■ The exercise ■
Make an exact copy of the lines, leaving the pictures out.

■ Data for this task ■
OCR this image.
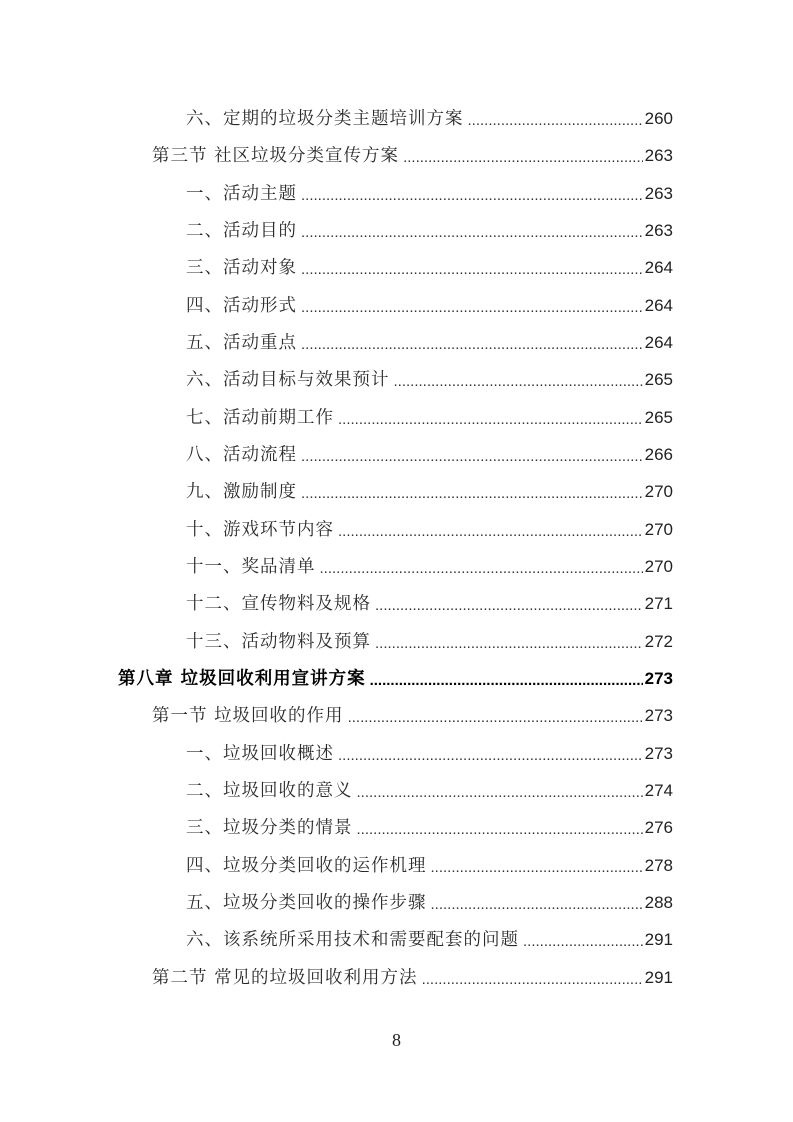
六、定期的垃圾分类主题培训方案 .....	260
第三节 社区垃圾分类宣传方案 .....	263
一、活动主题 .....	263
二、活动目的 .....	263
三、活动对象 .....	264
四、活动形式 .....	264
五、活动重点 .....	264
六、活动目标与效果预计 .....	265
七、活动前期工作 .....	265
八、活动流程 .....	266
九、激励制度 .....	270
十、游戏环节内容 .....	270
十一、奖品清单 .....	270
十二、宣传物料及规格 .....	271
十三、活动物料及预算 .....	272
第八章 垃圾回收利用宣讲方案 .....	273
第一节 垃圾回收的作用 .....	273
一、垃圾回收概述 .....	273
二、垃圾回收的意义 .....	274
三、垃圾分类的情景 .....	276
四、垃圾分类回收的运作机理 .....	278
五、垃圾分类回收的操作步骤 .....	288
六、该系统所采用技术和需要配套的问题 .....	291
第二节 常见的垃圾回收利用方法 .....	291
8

■ Answer ■
OCR this image.
六、定期的垃圾分类主题培训方案 .....	260
第三节 社区垃圾分类宣传方案 .....	263
一、活动主题 .....	263
二、活动目的 .....	263
三、活动对象 .....	264
四、活动形式 .....	264
五、活动重点 .....	264
六、活动目标与效果预计 .....	265
七、活动前期工作 .....	265
八、活动流程 .....	266
九、激励制度 .....	270
十、游戏环节内容 .....	270
十一、奖品清单 .....	270
十二、宣传物料及规格 .....	271
十三、活动物料及预算 .....	272
第八章 垃圾回收利用宣讲方案 .....	273
第一节 垃圾回收的作用 .....	273
一、垃圾回收概述 .....	273
二、垃圾回收的意义 .....	274
三、垃圾分类的情景 .....	276
四、垃圾分类回收的运作机理 .....	278
五、垃圾分类回收的操作步骤 .....	288
六、该系统所采用技术和需要配套的问题 .....	291
第二节 常见的垃圾回收利用方法 .....	291
8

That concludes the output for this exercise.